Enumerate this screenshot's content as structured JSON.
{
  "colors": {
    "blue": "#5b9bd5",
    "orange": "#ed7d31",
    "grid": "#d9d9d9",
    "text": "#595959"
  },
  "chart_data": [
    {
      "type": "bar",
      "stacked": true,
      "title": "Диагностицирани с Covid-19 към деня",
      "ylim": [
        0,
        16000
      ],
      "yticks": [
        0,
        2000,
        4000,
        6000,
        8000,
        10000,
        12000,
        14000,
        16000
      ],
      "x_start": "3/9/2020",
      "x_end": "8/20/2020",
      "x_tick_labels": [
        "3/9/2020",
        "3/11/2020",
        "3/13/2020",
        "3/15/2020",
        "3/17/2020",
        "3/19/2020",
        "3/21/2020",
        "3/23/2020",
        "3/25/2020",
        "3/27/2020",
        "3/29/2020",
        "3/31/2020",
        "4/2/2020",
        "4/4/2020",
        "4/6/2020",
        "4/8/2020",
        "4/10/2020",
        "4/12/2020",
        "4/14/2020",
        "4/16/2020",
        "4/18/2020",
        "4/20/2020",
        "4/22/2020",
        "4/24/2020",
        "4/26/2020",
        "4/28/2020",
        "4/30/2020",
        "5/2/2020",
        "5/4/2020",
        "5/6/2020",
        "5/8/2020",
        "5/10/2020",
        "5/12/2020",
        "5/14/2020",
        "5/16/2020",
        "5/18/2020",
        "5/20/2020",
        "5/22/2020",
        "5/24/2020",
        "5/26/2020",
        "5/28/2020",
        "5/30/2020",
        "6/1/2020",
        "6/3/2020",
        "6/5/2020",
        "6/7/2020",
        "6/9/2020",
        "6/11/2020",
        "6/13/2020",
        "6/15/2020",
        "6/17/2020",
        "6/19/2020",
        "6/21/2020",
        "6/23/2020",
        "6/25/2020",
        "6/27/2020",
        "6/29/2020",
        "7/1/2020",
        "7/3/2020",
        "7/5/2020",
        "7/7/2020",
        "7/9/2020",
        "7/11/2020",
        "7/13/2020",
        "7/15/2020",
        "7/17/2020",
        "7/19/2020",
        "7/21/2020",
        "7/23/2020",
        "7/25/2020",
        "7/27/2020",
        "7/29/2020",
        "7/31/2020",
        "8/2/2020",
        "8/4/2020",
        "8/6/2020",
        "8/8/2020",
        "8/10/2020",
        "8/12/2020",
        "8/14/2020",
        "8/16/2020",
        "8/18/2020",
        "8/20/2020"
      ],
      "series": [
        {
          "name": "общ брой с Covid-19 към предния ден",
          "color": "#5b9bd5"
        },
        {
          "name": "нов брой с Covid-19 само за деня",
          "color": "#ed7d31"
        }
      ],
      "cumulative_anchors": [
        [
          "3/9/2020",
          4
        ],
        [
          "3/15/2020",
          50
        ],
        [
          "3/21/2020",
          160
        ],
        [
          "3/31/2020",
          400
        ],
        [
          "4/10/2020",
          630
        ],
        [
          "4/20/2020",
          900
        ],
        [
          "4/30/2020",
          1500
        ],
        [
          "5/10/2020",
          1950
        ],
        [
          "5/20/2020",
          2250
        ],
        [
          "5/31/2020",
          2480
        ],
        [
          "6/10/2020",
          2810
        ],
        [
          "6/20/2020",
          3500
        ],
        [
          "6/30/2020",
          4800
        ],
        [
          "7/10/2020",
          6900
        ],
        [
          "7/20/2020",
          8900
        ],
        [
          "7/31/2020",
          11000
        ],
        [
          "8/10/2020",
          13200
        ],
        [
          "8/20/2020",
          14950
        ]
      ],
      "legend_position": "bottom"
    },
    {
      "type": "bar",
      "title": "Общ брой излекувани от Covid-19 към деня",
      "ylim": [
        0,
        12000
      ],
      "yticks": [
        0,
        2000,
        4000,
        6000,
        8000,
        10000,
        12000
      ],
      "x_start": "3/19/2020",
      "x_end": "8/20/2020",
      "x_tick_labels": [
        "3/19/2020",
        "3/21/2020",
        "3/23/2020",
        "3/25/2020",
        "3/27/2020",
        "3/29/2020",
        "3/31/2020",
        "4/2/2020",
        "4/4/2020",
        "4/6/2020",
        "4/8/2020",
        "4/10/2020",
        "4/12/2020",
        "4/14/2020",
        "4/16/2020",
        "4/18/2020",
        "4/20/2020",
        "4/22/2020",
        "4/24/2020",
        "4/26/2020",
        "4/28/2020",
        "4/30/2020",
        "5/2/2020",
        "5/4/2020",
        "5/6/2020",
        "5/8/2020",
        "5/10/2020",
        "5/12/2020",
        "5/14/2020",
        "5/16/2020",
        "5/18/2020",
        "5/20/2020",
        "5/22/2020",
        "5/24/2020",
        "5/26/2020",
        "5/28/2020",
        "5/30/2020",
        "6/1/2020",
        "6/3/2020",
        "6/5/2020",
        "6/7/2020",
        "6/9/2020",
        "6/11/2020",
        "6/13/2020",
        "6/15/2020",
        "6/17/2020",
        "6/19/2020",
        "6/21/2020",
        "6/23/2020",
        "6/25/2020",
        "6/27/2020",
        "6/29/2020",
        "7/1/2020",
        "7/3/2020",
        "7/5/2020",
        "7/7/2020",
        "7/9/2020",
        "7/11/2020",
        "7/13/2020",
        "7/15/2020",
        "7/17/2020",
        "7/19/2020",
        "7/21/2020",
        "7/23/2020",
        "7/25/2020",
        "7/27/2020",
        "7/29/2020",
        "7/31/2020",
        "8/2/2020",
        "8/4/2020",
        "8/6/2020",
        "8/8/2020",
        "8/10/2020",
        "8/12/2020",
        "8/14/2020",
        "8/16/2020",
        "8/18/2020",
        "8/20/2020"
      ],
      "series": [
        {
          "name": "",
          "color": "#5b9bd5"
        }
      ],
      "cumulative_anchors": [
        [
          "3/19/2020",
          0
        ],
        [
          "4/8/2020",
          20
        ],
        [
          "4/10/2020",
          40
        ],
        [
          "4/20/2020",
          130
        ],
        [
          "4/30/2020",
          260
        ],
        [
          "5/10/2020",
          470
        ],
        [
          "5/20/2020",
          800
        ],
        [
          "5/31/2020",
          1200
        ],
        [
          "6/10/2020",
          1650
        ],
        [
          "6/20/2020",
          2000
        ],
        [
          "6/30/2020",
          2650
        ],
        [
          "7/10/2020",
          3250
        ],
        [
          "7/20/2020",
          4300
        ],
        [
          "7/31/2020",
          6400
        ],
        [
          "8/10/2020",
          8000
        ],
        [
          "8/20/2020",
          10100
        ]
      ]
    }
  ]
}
——————
Type out the full listing again, exactly as given.

* **Solution to this task**:
Enumerate this screenshot's content as structured JSON.
{
  "colors": {
    "blue": "#5b9bd5",
    "orange": "#ed7d31",
    "grid": "#d9d9d9",
    "text": "#595959"
  },
  "chart_data": [
    {
      "type": "bar",
      "stacked": true,
      "title": "Диагностицирани с Covid-19 към деня",
      "ylim": [
        0,
        16000
      ],
      "yticks": [
        0,
        2000,
        4000,
        6000,
        8000,
        10000,
        12000,
        14000,
        16000
      ],
      "x_start": "3/9/2020",
      "x_end": "8/20/2020",
      "x_tick_labels": [
        "3/9/2020",
        "3/11/2020",
        "3/13/2020",
        "3/15/2020",
        "3/17/2020",
        "3/19/2020",
        "3/21/2020",
        "3/23/2020",
        "3/25/2020",
        "3/27/2020",
        "3/29/2020",
        "3/31/2020",
        "4/2/2020",
        "4/4/2020",
        "4/6/2020",
        "4/8/2020",
        "4/10/2020",
        "4/12/2020",
        "4/14/2020",
        "4/16/2020",
        "4/18/2020",
        "4/20/2020",
        "4/22/2020",
        "4/24/2020",
        "4/26/2020",
        "4/28/2020",
        "4/30/2020",
        "5/2/2020",
        "5/4/2020",
        "5/6/2020",
        "5/8/2020",
        "5/10/2020",
        "5/12/2020",
        "5/14/2020",
        "5/16/2020",
        "5/18/2020",
        "5/20/2020",
        "5/22/2020",
        "5/24/2020",
        "5/26/2020",
        "5/28/2020",
        "5/30/2020",
        "6/1/2020",
        "6/3/2020",
        "6/5/2020",
        "6/7/2020",
        "6/9/2020",
        "6/11/2020",
        "6/13/2020",
        "6/15/2020",
        "6/17/2020",
        "6/19/2020",
        "6/21/2020",
        "6/23/2020",
        "6/25/2020",
        "6/27/2020",
        "6/29/2020",
        "7/1/2020",
        "7/3/2020",
        "7/5/2020",
        "7/7/2020",
        "7/9/2020",
        "7/11/2020",
        "7/13/2020",
        "7/15/2020",
        "7/17/2020",
        "7/19/2020",
        "7/21/2020",
        "7/23/2020",
        "7/25/2020",
        "7/27/2020",
        "7/29/2020",
        "7/31/2020",
        "8/2/2020",
        "8/4/2020",
        "8/6/2020",
        "8/8/2020",
        "8/10/2020",
        "8/12/2020",
        "8/14/2020",
        "8/16/2020",
        "8/18/2020",
        "8/20/2020"
      ],
      "series": [
        {
          "name": "общ брой с Covid-19 към предния ден",
          "color": "#5b9bd5"
        },
        {
          "name": "нов брой с Covid-19 само за деня",
          "color": "#ed7d31"
        }
      ],
      "cumulative_anchors": [
        [
          "3/9/2020",
          4
        ],
        [
          "3/15/2020",
          50
        ],
        [
          "3/21/2020",
          160
        ],
        [
          "3/31/2020",
          400
        ],
        [
          "4/10/2020",
          630
        ],
        [
          "4/20/2020",
          900
        ],
        [
          "4/30/2020",
          1500
        ],
        [
          "5/10/2020",
          1950
        ],
        [
          "5/20/2020",
          2250
        ],
        [
          "5/31/2020",
          2480
        ],
        [
          "6/10/2020",
          2810
        ],
        [
          "6/20/2020",
          3500
        ],
        [
          "6/30/2020",
          4800
        ],
        [
          "7/10/2020",
          6900
        ],
        [
          "7/20/2020",
          8900
        ],
        [
          "7/31/2020",
          11000
        ],
        [
          "8/10/2020",
          13200
        ],
        [
          "8/20/2020",
          14950
        ]
      ],
      "legend_position": "bottom"
    },
    {
      "type": "bar",
      "title": "Общ брой излекувани от Covid-19 към деня",
      "ylim": [
        0,
        12000
      ],
      "yticks": [
        0,
        2000,
        4000,
        6000,
        8000,
        10000,
        12000
      ],
      "x_start": "3/19/2020",
      "x_end": "8/20/2020",
      "x_tick_labels": [
        "3/19/2020",
        "3/21/2020",
        "3/23/2020",
        "3/25/2020",
        "3/27/2020",
        "3/29/2020",
        "3/31/2020",
        "4/2/2020",
        "4/4/2020",
        "4/6/2020",
        "4/8/2020",
        "4/10/2020",
        "4/12/2020",
        "4/14/2020",
        "4/16/2020",
        "4/18/2020",
        "4/20/2020",
        "4/22/2020",
        "4/24/2020",
        "4/26/2020",
        "4/28/2020",
        "4/30/2020",
        "5/2/2020",
        "5/4/2020",
        "5/6/2020",
        "5/8/2020",
        "5/10/2020",
        "5/12/2020",
        "5/14/2020",
        "5/16/2020",
        "5/18/2020",
        "5/20/2020",
        "5/22/2020",
        "5/24/2020",
        "5/26/2020",
        "5/28/2020",
        "5/30/2020",
        "6/1/2020",
        "6/3/2020",
        "6/5/2020",
        "6/7/2020",
        "6/9/2020",
        "6/11/2020",
        "6/13/2020",
        "6/15/2020",
        "6/17/2020",
        "6/19/2020",
        "6/21/2020",
        "6/23/2020",
        "6/25/2020",
        "6/27/2020",
        "6/29/2020",
        "7/1/2020",
        "7/3/2020",
        "7/5/2020",
        "7/7/2020",
        "7/9/2020",
        "7/11/2020",
        "7/13/2020",
        "7/15/2020",
        "7/17/2020",
        "7/19/2020",
        "7/21/2020",
        "7/23/2020",
        "7/25/2020",
        "7/27/2020",
        "7/29/2020",
        "7/31/2020",
        "8/2/2020",
        "8/4/2020",
        "8/6/2020",
        "8/8/2020",
        "8/10/2020",
        "8/12/2020",
        "8/14/2020",
        "8/16/2020",
        "8/18/2020",
        "8/20/2020"
      ],
      "series": [
        {
          "name": "",
          "color": "#5b9bd5"
        }
      ],
      "cumulative_anchors": [
        [
          "3/19/2020",
          0
        ],
        [
          "4/8/2020",
          20
        ],
        [
          "4/10/2020",
          40
        ],
        [
          "4/20/2020",
          130
        ],
        [
          "4/30/2020",
          260
        ],
        [
          "5/10/2020",
          470
        ],
        [
          "5/20/2020",
          800
        ],
        [
          "5/31/2020",
          1200
        ],
        [
          "6/10/2020",
          1650
        ],
        [
          "6/20/2020",
          2000
        ],
        [
          "6/30/2020",
          2650
        ],
        [
          "7/10/2020",
          3250
        ],
        [
          "7/20/2020",
          4300
        ],
        [
          "7/31/2020",
          6400
        ],
        [
          "8/10/2020",
          8000
        ],
        [
          "8/20/2020",
          10100
        ]
      ]
    }
  ]
}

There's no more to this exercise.